— START Provided records —
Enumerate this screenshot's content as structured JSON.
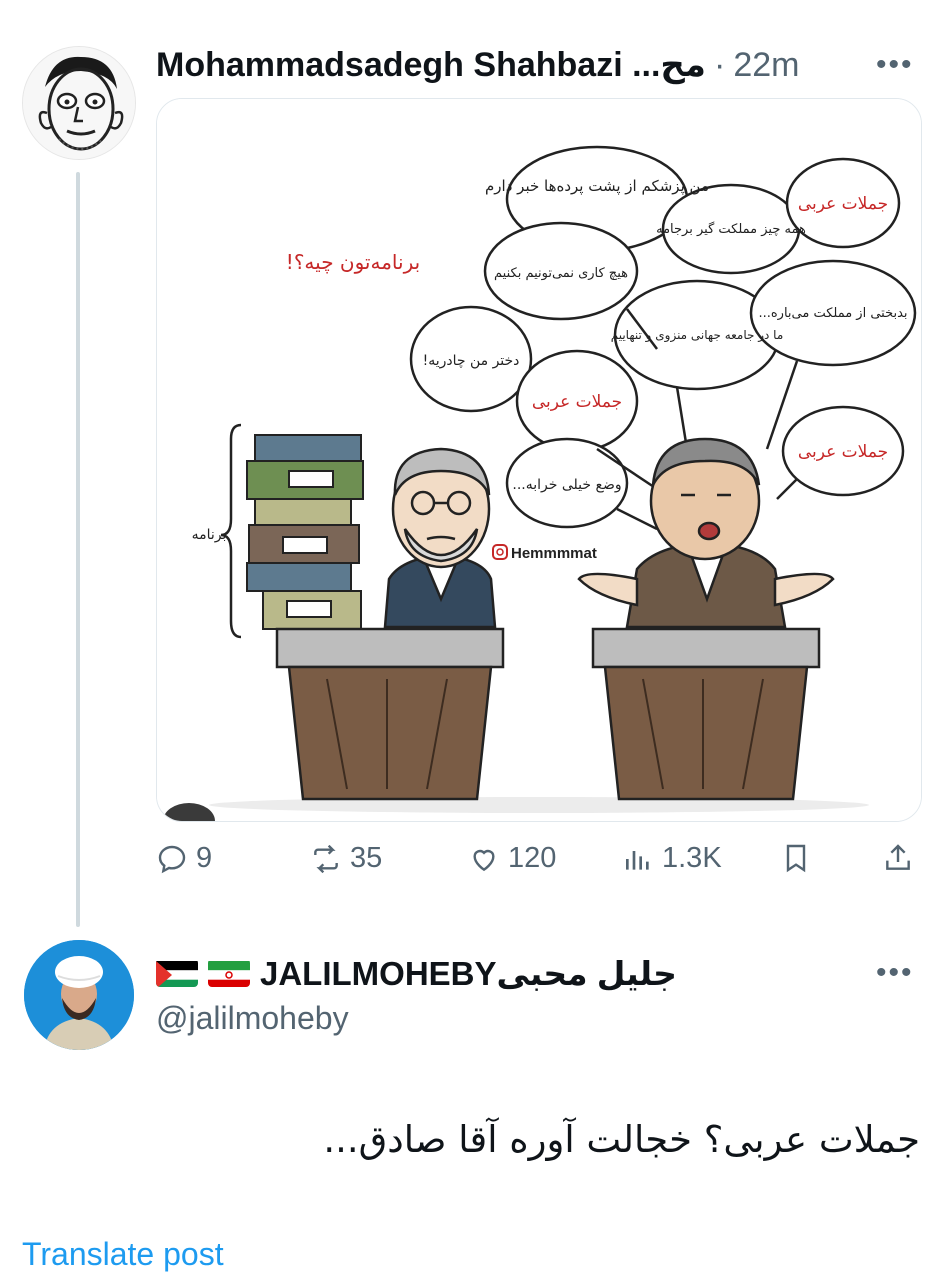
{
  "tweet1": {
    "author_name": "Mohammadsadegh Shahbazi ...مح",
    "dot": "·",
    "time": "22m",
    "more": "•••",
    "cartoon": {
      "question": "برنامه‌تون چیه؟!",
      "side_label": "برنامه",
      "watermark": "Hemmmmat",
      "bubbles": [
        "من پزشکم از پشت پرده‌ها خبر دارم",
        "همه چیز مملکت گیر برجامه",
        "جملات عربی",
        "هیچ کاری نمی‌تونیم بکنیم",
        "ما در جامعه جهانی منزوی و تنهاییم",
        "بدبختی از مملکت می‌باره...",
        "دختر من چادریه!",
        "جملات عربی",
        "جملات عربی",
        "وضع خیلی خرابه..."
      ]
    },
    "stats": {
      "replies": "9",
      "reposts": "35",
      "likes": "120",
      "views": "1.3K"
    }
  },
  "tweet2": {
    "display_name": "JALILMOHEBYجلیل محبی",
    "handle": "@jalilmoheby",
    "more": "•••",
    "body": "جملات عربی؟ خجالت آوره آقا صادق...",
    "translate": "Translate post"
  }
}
— END Provided records —
**Work instructions**
Write out the whole listing exactly, and drop the pictures.

**Response to this exercise**
Enumerate this screenshot's content as structured JSON.
{
  "tweet1": {
    "author_name": "Mohammadsadegh Shahbazi ...مح",
    "dot": "·",
    "time": "22m",
    "more": "•••",
    "cartoon": {
      "question": "برنامه‌تون چیه؟!",
      "side_label": "برنامه",
      "watermark": "Hemmmmat",
      "bubbles": [
        "من پزشکم از پشت پرده‌ها خبر دارم",
        "همه چیز مملکت گیر برجامه",
        "جملات عربی",
        "هیچ کاری نمی‌تونیم بکنیم",
        "ما در جامعه جهانی منزوی و تنهاییم",
        "بدبختی از مملکت می‌باره...",
        "دختر من چادریه!",
        "جملات عربی",
        "جملات عربی",
        "وضع خیلی خرابه..."
      ]
    },
    "stats": {
      "replies": "9",
      "reposts": "35",
      "likes": "120",
      "views": "1.3K"
    }
  },
  "tweet2": {
    "display_name": "JALILMOHEBYجلیل محبی",
    "handle": "@jalilmoheby",
    "more": "•••",
    "body": "جملات عربی؟ خجالت آوره آقا صادق...",
    "translate": "Translate post"
  }
}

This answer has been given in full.